Stored entries:

------------------------------

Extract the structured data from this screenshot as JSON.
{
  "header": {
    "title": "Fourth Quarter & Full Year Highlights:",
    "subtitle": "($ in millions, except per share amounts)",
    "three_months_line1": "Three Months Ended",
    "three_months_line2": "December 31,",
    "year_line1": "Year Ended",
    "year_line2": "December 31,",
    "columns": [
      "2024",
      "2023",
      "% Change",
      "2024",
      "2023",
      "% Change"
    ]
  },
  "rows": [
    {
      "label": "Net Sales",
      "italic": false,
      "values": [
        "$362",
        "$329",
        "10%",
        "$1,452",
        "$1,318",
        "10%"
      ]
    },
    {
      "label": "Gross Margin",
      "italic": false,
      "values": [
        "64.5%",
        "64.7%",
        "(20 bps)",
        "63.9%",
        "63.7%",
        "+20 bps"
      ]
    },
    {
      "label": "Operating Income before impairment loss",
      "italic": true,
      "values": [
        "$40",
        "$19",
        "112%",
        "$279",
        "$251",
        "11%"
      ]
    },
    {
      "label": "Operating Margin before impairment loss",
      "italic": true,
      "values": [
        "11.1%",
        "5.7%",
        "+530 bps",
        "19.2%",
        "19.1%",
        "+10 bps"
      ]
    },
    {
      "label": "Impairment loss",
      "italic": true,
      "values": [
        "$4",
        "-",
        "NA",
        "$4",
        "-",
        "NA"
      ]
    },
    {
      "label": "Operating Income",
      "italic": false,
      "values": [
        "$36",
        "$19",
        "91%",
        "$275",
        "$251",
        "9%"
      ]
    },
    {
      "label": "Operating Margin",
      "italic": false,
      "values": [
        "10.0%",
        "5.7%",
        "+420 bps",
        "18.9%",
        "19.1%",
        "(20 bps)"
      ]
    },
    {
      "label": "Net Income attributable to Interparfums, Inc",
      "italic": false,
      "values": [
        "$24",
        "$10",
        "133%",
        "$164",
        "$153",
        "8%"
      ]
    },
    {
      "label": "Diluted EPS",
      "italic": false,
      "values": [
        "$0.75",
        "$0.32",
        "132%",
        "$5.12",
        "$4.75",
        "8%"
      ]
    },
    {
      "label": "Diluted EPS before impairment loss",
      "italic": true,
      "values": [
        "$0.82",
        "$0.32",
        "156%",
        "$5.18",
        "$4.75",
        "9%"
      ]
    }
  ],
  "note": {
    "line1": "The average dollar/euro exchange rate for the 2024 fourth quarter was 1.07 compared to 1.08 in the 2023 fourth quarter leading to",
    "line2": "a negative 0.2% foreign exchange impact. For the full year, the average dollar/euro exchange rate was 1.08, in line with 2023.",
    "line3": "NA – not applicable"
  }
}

------------------------------

Stated exercise: Determine the number of lines where the string "December" occurs, and give that number only.

Solution: 2